§ Exercise aim: Extract every line that contains the string "soit".

[Dataset records]
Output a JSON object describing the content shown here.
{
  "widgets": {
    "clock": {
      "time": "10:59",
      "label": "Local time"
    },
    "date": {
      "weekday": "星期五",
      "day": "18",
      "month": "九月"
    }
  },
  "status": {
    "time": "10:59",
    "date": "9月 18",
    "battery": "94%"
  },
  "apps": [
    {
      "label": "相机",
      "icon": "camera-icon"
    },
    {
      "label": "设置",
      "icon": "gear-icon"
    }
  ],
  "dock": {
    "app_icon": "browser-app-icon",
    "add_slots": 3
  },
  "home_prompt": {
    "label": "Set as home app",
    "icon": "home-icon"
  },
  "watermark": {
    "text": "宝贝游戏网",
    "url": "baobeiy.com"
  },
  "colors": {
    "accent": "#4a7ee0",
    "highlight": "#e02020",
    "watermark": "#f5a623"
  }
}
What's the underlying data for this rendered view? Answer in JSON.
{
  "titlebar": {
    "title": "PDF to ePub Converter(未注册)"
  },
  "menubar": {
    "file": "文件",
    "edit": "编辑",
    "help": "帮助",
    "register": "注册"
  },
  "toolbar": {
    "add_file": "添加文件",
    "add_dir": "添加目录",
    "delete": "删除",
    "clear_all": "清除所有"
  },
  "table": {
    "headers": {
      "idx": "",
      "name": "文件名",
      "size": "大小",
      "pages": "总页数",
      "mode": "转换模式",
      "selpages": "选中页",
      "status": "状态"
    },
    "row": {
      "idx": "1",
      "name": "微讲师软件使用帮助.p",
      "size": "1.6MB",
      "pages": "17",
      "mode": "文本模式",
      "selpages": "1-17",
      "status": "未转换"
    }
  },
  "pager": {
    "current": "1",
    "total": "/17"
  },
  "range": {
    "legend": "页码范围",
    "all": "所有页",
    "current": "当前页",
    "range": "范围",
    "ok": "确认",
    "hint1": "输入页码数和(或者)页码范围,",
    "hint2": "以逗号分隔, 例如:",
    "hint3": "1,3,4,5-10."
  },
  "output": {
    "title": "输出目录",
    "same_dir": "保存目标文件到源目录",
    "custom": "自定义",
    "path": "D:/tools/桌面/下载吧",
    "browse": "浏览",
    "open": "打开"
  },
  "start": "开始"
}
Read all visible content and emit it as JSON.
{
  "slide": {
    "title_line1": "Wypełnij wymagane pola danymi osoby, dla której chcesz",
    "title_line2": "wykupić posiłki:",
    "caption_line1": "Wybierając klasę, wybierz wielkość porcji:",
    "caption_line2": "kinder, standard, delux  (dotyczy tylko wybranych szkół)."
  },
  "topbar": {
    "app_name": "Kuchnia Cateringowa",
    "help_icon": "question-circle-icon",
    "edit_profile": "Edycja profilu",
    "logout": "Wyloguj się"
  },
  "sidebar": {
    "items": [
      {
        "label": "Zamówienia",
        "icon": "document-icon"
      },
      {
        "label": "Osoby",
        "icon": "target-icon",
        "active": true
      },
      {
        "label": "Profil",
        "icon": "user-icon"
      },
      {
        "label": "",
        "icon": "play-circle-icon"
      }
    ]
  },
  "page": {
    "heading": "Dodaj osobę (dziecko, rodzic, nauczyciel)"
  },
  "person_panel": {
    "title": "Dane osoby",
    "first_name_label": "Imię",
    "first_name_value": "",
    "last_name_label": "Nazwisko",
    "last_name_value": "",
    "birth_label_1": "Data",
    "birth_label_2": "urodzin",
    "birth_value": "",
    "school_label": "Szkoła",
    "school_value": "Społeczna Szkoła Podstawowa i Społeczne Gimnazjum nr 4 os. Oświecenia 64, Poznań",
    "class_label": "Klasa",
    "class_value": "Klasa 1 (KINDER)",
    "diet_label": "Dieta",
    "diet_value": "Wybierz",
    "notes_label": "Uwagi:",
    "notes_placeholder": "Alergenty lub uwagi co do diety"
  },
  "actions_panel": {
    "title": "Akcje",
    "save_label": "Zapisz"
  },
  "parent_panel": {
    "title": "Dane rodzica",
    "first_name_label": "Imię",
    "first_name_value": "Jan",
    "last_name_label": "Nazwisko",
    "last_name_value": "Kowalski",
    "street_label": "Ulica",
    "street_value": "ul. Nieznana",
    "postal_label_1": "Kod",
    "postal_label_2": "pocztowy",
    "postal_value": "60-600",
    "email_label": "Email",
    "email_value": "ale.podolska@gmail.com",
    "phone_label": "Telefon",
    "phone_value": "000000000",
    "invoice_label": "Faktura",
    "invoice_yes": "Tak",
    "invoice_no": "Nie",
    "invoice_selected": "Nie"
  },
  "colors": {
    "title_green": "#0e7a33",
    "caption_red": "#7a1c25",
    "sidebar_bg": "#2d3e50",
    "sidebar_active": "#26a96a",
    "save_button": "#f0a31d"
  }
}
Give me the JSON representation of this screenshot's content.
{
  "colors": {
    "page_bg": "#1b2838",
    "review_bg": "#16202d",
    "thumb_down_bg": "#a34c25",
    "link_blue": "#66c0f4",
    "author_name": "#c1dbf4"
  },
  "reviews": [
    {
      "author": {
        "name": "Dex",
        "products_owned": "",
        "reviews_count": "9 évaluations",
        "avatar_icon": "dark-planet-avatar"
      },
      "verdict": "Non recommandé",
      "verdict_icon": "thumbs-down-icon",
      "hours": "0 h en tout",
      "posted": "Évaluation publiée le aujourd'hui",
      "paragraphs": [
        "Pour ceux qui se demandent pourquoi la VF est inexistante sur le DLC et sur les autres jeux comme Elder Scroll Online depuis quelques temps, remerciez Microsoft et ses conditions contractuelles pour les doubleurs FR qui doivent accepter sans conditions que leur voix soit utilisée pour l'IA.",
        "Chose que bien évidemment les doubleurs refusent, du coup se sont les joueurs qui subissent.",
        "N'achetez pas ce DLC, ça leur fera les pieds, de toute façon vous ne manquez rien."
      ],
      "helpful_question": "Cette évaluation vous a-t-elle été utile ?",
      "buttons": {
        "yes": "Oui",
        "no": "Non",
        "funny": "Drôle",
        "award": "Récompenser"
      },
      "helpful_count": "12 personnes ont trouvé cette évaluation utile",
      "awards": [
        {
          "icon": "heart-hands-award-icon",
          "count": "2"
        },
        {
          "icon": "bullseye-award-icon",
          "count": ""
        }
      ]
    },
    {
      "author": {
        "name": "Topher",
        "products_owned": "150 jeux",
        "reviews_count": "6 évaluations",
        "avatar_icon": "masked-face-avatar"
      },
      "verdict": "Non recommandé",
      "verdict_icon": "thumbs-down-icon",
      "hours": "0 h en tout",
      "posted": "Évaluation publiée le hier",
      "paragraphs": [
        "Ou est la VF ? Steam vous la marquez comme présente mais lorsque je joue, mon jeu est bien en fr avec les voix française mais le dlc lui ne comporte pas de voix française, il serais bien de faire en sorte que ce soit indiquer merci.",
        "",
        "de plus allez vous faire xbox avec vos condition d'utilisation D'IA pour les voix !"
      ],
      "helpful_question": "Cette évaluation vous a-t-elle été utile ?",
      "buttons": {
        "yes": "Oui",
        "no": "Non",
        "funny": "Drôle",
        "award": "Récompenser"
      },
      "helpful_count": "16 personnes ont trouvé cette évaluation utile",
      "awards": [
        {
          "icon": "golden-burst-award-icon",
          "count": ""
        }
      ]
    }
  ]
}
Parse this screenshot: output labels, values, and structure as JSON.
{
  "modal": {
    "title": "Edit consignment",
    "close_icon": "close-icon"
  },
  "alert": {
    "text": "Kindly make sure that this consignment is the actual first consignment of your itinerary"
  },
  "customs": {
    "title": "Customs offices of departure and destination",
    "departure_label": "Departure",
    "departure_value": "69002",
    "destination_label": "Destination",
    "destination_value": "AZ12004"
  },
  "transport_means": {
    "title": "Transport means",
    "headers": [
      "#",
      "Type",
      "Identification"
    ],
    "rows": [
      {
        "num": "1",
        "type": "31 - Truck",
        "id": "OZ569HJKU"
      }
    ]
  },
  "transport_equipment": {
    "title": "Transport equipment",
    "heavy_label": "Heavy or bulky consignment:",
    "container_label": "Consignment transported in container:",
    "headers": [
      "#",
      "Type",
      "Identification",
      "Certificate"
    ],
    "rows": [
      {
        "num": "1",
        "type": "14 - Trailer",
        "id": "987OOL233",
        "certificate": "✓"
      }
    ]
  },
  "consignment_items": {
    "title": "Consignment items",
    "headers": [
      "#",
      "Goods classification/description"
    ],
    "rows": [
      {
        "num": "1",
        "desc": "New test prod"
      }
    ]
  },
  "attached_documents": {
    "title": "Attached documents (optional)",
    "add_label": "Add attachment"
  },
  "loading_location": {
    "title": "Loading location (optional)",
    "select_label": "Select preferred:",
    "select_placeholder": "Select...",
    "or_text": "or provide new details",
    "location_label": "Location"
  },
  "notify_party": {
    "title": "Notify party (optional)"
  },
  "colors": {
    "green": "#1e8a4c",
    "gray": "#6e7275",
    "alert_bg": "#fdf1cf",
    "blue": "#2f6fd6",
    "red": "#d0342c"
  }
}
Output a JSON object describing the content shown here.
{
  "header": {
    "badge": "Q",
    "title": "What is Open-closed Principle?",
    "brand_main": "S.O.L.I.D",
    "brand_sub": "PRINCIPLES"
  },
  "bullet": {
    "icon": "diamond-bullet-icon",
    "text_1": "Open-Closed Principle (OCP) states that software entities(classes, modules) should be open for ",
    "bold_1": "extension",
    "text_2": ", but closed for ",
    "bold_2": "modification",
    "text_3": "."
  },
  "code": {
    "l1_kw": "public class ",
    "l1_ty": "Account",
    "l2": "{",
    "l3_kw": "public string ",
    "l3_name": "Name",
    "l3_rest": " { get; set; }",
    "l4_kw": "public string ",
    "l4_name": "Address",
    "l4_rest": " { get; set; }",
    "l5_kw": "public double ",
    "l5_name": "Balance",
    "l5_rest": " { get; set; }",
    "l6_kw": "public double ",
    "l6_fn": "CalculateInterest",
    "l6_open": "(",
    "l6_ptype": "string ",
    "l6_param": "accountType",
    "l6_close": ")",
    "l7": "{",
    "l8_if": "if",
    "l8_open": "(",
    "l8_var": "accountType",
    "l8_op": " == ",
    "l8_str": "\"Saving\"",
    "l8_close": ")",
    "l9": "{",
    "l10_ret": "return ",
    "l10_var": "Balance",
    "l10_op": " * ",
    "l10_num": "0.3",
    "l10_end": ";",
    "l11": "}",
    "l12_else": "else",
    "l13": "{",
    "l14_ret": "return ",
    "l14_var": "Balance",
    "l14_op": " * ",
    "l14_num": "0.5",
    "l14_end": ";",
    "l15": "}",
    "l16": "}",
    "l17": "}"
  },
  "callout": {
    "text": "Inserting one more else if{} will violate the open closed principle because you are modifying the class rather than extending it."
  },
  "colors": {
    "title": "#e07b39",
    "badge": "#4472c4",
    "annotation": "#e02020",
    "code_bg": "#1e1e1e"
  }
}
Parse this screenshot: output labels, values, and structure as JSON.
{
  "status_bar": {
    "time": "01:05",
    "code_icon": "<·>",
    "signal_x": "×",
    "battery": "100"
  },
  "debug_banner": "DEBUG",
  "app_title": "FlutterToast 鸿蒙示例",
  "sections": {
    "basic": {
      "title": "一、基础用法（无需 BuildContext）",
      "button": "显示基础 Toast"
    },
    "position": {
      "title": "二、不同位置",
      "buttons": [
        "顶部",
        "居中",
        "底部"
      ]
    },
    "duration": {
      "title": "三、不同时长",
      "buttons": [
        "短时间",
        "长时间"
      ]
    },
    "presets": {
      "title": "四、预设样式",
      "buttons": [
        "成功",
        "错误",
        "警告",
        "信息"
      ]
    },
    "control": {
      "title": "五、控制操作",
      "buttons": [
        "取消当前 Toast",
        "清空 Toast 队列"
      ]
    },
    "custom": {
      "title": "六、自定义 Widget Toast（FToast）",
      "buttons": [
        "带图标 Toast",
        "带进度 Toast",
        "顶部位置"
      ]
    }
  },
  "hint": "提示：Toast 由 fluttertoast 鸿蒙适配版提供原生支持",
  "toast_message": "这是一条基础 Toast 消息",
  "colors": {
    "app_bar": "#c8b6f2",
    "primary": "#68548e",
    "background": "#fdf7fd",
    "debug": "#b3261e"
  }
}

§ Reply to the task:
        "Pour ceux qui se demandent pourquoi la VF est inexistante sur le DLC et sur les autres jeux comme Elder Scroll Online depuis quelques temps, remerciez Microsoft et ses conditions contractuelles pour les doubleurs FR qui doivent accepter sans conditions que leur voix soit utilisée pour l'IA.",
        "Ou est la VF ? Steam vous la marquez comme présente mais lorsque je joue, mon jeu est bien en fr avec les voix française mais le dlc lui ne comporte pas de voix française, il serais bien de faire en sorte que ce soit indiquer merci.",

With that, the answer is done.